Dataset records
^^^^^^^^^^^^^^^^

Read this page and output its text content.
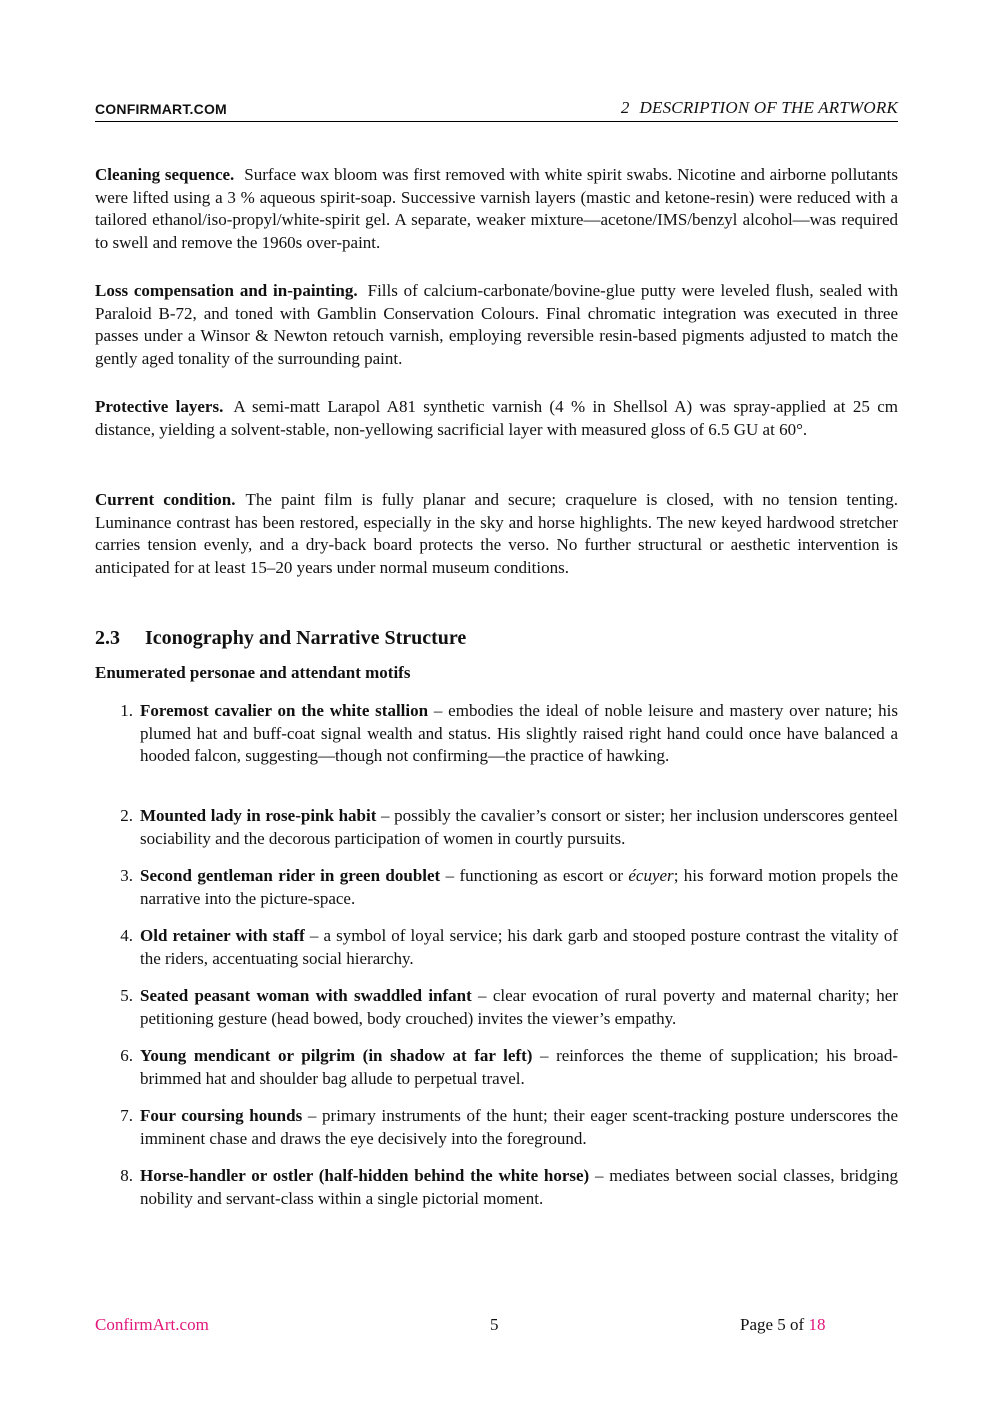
CONFIRMART.COM	2 DESCRIPTION OF THE ARTWORK

Cleaning sequence. Surface wax bloom was first removed with white spirit swabs. Nicotine and airborne pollutants were lifted using a 3 % aqueous spirit-soap. Successive varnish layers (mastic and ketone-resin) were reduced with a tailored ethanol/iso-propyl/white-spirit gel. A separate, weaker mixture—acetone/IMS/benzyl alcohol—was required to swell and remove the 1960s over-paint.

Loss compensation and in-painting. Fills of calcium-carbonate/bovine-glue putty were leveled flush, sealed with Paraloid B-72, and toned with Gamblin Conservation Colours. Final chromatic integration was executed in three passes under a Winsor & Newton retouch varnish, employing reversible resin-based pigments adjusted to match the gently aged tonality of the surrounding paint.

Protective layers. A semi-matt Larapol A81 synthetic varnish (4 % in Shellsol A) was spray-applied at 25 cm distance, yielding a solvent-stable, non-yellowing sacrificial layer with measured gloss of 6.5 GU at 60°.

Current condition. The paint film is fully planar and secure; craquelure is closed, with no tension tenting. Luminance contrast has been restored, especially in the sky and horse highlights. The new keyed hardwood stretcher carries tension evenly, and a dry-back board protects the verso. No further structural or aesthetic intervention is anticipated for at least 15–20 years under normal museum conditions.

2.3 Iconography and Narrative Structure
Enumerated personae and attendant motifs
1. Foremost cavalier on the white stallion – embodies the ideal of noble leisure and mastery over nature; his plumed hat and buff-coat signal wealth and status. His slightly raised right hand could once have balanced a hooded falcon, suggesting—though not confirming—the practice of hawking.
2. Mounted lady in rose-pink habit – possibly the cavalier’s consort or sister; her inclusion underscores genteel sociability and the decorous participation of women in courtly pursuits.
3. Second gentleman rider in green doublet – functioning as escort or écuyer; his forward motion propels the narrative into the picture-space.
4. Old retainer with staff – a symbol of loyal service; his dark garb and stooped posture contrast the vitality of the riders, accentuating social hierarchy.
5. Seated peasant woman with swaddled infant – clear evocation of rural poverty and maternal charity; her petitioning gesture (head bowed, body crouched) invites the viewer’s empathy.
6. Young mendicant or pilgrim (in shadow at far left) – reinforces the theme of supplication; his broad-brimmed hat and shoulder bag allude to perpetual travel.
7. Four coursing hounds – primary instruments of the hunt; their eager scent-tracking posture underscores the imminent chase and draws the eye decisively into the foreground.
8. Horse-handler or ostler (half-hidden behind the white horse) – mediates between social classes, bridging nobility and servant-class within a single pictorial moment.
ConfirmArt.com	5	Page 5 of 18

^^^^^^^^^^^^^^^^

Your goal
Looking at the records above, work out how many lines include the word "underscores", then give that number by itself.

Answer
2